*Entries supplied*.
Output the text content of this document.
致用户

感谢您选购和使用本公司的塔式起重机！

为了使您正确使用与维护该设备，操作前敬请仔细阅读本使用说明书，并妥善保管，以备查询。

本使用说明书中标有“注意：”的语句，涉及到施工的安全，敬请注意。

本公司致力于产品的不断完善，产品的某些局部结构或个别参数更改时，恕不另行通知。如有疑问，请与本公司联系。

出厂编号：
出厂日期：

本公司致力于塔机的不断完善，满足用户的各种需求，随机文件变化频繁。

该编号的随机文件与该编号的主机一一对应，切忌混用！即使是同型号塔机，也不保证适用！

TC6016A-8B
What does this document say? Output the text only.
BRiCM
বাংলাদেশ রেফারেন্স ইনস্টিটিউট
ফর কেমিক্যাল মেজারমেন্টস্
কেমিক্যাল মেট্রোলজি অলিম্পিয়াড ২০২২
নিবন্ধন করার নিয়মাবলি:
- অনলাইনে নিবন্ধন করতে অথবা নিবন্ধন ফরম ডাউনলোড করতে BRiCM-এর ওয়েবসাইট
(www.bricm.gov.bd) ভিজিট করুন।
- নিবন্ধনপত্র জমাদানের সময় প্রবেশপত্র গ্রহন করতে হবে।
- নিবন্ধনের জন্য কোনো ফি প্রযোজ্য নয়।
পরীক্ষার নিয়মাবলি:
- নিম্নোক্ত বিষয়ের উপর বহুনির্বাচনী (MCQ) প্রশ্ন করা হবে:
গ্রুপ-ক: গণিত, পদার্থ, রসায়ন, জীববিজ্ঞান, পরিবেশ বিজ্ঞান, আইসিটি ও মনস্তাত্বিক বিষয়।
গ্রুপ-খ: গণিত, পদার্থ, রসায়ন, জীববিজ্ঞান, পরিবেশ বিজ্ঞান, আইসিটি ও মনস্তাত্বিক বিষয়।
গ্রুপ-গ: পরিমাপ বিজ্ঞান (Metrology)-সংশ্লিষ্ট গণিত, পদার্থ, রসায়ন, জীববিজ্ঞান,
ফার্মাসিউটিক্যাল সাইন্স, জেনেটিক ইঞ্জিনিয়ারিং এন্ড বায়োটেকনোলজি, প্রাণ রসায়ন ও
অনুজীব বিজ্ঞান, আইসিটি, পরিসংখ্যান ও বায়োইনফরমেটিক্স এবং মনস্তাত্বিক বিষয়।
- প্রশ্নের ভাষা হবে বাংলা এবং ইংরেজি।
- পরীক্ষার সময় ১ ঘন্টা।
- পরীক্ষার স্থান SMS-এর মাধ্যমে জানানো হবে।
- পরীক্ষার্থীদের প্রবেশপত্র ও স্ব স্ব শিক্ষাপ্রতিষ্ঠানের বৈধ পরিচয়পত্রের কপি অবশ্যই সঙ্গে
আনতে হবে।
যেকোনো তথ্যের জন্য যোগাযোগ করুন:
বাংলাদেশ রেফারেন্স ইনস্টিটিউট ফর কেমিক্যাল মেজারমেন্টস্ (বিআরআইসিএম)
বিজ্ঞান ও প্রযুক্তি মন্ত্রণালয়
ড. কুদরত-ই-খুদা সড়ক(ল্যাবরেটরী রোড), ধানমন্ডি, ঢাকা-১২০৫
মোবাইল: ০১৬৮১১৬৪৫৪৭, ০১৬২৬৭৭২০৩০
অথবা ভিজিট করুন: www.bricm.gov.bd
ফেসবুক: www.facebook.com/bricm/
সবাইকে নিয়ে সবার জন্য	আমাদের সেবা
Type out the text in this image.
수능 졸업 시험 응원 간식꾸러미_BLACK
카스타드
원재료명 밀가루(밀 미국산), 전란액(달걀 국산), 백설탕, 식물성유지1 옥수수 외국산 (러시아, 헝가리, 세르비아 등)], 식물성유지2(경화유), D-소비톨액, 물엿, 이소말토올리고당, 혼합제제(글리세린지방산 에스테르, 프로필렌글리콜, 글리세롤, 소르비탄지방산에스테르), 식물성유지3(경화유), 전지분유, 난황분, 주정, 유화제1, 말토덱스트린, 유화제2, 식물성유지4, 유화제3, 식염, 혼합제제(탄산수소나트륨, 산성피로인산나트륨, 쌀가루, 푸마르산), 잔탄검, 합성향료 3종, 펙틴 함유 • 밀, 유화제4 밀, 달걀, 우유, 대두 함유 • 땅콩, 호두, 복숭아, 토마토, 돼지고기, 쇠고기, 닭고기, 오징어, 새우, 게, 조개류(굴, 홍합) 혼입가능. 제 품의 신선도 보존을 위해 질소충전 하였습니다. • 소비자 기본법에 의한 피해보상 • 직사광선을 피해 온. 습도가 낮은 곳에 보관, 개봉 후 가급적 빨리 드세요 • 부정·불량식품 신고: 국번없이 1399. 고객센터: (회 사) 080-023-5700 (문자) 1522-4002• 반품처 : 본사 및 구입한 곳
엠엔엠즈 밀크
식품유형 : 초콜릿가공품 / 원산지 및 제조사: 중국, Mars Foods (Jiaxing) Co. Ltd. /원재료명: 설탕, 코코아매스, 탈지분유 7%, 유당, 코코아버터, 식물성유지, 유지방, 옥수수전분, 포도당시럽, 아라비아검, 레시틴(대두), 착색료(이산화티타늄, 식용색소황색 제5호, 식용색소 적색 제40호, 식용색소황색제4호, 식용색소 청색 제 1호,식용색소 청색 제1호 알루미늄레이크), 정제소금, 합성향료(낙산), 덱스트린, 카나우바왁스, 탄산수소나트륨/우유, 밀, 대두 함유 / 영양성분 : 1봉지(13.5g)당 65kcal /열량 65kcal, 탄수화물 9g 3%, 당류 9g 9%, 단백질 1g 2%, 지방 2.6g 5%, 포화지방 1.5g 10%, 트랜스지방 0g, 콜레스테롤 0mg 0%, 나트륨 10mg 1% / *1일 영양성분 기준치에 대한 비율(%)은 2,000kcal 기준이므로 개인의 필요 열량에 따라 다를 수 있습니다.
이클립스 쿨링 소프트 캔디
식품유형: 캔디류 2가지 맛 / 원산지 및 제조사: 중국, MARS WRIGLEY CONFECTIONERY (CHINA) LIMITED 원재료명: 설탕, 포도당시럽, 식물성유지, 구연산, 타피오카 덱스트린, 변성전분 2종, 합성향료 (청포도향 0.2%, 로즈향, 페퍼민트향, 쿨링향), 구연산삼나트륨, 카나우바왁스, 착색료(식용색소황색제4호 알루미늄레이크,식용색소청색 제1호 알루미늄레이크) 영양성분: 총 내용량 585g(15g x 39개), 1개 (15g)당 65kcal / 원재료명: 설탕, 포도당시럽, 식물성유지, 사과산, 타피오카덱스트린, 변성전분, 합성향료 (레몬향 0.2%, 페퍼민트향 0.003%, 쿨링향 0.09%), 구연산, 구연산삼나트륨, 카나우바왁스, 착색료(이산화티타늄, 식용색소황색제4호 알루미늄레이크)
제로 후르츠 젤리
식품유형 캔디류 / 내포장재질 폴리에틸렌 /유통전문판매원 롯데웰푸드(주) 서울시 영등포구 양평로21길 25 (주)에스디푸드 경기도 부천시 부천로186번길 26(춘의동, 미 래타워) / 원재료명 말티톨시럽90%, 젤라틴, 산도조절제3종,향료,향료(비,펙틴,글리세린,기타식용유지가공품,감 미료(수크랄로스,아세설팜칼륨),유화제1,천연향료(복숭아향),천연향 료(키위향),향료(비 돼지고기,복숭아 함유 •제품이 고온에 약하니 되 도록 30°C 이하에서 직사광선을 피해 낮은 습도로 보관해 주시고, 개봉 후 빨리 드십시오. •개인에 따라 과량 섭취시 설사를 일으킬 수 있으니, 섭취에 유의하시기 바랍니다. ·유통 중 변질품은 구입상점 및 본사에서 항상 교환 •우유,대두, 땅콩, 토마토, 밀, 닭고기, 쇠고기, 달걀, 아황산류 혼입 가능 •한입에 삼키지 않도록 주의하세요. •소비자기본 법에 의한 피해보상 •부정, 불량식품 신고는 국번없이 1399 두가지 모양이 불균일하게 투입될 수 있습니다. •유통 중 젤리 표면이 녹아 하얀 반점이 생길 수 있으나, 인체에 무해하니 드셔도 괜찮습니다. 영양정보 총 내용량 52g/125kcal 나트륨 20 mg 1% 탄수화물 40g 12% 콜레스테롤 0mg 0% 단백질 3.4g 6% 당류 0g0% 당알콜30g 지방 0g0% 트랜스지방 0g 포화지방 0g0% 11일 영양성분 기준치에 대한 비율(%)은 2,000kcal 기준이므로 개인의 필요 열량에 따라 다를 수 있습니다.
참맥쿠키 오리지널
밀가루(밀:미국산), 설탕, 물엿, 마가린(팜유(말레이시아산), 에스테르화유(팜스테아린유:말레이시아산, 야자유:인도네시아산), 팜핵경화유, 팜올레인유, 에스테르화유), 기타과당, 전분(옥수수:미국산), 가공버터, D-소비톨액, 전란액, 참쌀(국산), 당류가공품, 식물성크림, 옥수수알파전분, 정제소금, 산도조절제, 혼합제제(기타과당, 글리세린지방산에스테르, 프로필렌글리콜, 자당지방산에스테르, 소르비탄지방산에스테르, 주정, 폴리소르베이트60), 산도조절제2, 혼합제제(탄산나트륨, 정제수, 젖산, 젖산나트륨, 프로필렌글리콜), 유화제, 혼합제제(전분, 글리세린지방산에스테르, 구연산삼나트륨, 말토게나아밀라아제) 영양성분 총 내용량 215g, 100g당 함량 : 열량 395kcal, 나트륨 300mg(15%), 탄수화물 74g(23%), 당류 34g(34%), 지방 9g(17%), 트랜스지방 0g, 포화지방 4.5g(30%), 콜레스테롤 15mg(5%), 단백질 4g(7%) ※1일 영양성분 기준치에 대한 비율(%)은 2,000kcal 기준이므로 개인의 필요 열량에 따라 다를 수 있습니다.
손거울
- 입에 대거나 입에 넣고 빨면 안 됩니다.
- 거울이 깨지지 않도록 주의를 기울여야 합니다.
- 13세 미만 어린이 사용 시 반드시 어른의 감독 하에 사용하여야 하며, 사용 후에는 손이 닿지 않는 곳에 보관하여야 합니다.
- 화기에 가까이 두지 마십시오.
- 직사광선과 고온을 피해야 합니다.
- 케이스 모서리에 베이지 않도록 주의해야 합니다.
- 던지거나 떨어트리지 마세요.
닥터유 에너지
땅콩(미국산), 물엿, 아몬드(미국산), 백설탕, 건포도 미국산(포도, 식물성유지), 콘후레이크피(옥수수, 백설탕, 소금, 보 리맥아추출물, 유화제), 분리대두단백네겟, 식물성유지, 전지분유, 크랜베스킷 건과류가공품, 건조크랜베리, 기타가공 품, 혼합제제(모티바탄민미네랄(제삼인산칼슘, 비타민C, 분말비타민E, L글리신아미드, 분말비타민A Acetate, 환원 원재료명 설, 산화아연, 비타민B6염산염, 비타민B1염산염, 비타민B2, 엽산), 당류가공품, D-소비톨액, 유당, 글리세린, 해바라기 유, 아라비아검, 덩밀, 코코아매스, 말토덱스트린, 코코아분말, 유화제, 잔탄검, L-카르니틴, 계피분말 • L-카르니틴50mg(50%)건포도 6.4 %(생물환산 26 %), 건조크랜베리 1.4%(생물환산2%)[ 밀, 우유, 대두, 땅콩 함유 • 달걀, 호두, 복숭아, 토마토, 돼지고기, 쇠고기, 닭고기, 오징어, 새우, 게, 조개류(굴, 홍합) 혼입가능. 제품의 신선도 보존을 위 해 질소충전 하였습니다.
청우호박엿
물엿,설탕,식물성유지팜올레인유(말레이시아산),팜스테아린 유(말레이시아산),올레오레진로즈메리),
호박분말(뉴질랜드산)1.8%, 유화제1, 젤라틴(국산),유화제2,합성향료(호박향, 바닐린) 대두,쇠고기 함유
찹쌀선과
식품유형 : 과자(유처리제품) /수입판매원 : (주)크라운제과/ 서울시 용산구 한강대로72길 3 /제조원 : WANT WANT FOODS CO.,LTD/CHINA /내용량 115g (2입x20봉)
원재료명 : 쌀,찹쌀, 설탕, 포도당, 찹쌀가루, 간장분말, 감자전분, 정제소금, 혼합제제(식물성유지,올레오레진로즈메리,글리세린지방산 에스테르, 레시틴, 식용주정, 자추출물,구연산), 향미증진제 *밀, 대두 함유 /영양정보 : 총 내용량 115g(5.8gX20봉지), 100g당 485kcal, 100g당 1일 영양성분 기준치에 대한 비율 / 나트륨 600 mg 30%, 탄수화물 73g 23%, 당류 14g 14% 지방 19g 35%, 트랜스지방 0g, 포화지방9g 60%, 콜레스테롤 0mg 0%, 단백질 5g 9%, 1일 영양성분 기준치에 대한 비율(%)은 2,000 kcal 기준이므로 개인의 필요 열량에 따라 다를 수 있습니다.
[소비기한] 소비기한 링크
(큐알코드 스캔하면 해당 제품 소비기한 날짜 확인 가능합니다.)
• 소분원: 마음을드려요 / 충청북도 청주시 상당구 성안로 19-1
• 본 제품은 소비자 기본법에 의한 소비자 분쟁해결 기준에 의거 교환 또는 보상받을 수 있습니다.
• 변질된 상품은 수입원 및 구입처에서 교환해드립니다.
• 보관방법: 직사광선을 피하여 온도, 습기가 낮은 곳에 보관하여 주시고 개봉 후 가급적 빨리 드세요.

*Written problem*. All lines that include "this" are to be gathered and copied.

*Complete response*.
Output the text content of this document.
What does this document say? Output the text only.
Type out the text in this image.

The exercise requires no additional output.